MATERIAL PROVIDED:
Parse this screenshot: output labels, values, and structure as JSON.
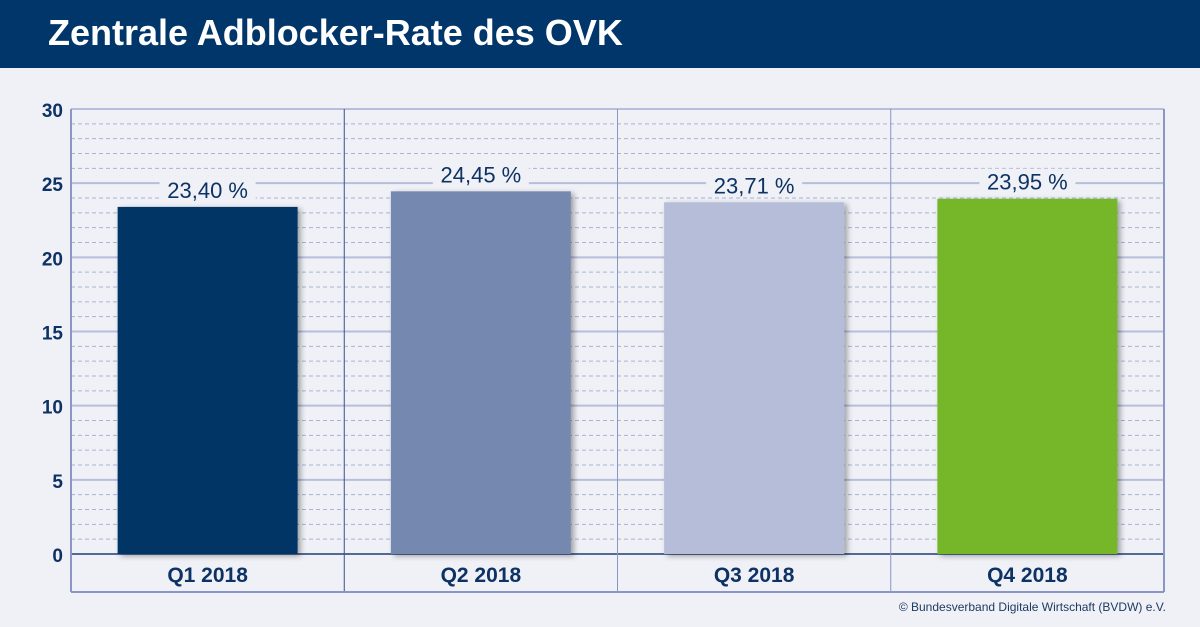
{
  "header": {
    "title": "Zentrale Adblocker-Rate des OVK"
  },
  "chart_data": {
    "type": "bar",
    "title": "Zentrale Adblocker-Rate des OVK",
    "categories": [
      "Q1 2018",
      "Q2 2018",
      "Q3 2018",
      "Q4 2018"
    ],
    "values": [
      23.4,
      24.45,
      23.71,
      23.95
    ],
    "data_labels": [
      "23,40 %",
      "24,45 %",
      "23,71 %",
      "23,95 %"
    ],
    "colors": [
      "#003565",
      "#7589b0",
      "#b5bdd8",
      "#76b72a"
    ],
    "yticks": [
      "0",
      "5",
      "10",
      "15",
      "20",
      "25",
      "30"
    ],
    "ylim": [
      0,
      30
    ],
    "grid": true,
    "xlabel": "",
    "ylabel": ""
  },
  "footer": {
    "credit": "© Bundesverband Digitale Wirtschaft (BVDW) e.V."
  }
}
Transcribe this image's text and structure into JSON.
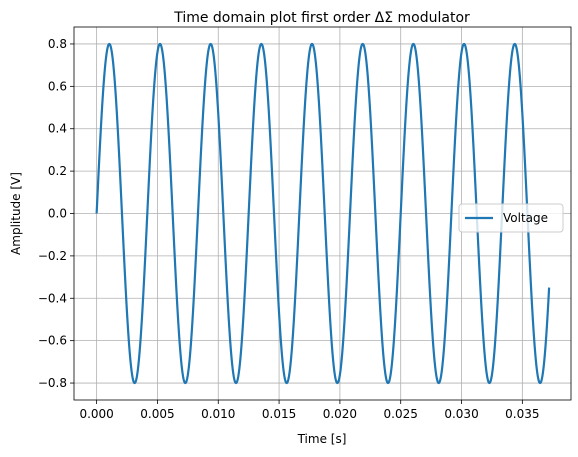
{
  "chart_data": {
    "type": "line",
    "title": "Time domain plot first order ΔΣ modulator",
    "xlabel": "Time [s]",
    "ylabel": "Amplitude [V]",
    "xlim": [
      -0.00186,
      0.039
    ],
    "ylim": [
      -0.88,
      0.88
    ],
    "xticks": [
      0.0,
      0.005,
      0.01,
      0.015,
      0.02,
      0.025,
      0.03,
      0.035
    ],
    "xtick_labels": [
      "0.000",
      "0.005",
      "0.010",
      "0.015",
      "0.020",
      "0.025",
      "0.030",
      "0.035"
    ],
    "yticks": [
      -0.8,
      -0.6,
      -0.4,
      -0.2,
      0.0,
      0.2,
      0.4,
      0.6,
      0.8
    ],
    "ytick_labels": [
      "−0.8",
      "−0.6",
      "−0.4",
      "−0.2",
      "0.0",
      "0.2",
      "0.4",
      "0.6",
      "0.8"
    ],
    "grid": true,
    "legend_position": "center-right",
    "series": [
      {
        "name": "Voltage",
        "color": "#1f77b4",
        "function": "amplitude*sin(2*pi*frequency*t)",
        "amplitude": 0.8,
        "frequency": 240,
        "t_start": 0.0,
        "t_end": 0.0372
      }
    ]
  }
}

WORK REQUIRED:
Copy every line of the listing where the word "values" appears.

THE ANSWER:
Parse this screenshot: output labels, values, and structure as JSON.
    "values": [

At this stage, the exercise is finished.